▶ _Set problem_: Reproduce the material below in full, swapping each occurrence of "data-line" for "series-line" and leaving everything else unchanged.
-------- Dataset content
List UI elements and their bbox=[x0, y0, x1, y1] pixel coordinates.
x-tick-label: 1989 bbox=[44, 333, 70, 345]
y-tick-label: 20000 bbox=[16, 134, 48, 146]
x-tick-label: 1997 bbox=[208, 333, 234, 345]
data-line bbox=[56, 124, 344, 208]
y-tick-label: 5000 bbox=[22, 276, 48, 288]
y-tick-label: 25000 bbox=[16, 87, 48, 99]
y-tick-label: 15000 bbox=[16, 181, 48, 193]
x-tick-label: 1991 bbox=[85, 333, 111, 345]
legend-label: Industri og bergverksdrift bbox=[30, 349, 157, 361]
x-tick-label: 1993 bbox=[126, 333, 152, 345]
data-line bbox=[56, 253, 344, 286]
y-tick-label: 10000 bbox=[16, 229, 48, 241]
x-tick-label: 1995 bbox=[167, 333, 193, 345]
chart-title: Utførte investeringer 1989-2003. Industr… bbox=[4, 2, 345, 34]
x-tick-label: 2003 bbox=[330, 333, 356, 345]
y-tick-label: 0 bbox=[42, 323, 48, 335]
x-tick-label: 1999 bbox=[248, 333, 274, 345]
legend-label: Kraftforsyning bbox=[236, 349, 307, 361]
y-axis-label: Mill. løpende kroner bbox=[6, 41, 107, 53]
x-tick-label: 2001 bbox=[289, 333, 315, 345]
----------------
▶ _Complete response_:
List UI elements and their bbox=[x0, y0, x1, y1] pixel coordinates.
x-tick-label: 1989 bbox=[44, 333, 70, 345]
y-tick-label: 20000 bbox=[16, 134, 48, 146]
x-tick-label: 1997 bbox=[208, 333, 234, 345]
series-line bbox=[56, 124, 344, 208]
y-tick-label: 5000 bbox=[22, 276, 48, 288]
y-tick-label: 25000 bbox=[16, 87, 48, 99]
y-tick-label: 15000 bbox=[16, 181, 48, 193]
x-tick-label: 1991 bbox=[85, 333, 111, 345]
legend-label: Industri og bergverksdrift bbox=[30, 349, 157, 361]
x-tick-label: 1993 bbox=[126, 333, 152, 345]
series-line bbox=[56, 253, 344, 286]
y-tick-label: 10000 bbox=[16, 229, 48, 241]
x-tick-label: 1995 bbox=[167, 333, 193, 345]
chart-title: Utførte investeringer 1989-2003. Industr… bbox=[4, 2, 345, 34]
x-tick-label: 2003 bbox=[330, 333, 356, 345]
y-tick-label: 0 bbox=[42, 323, 48, 335]
x-tick-label: 1999 bbox=[248, 333, 274, 345]
legend-label: Kraftforsyning bbox=[236, 349, 307, 361]
y-axis-label: Mill. løpende kroner bbox=[6, 41, 107, 53]
x-tick-label: 2001 bbox=[289, 333, 315, 345]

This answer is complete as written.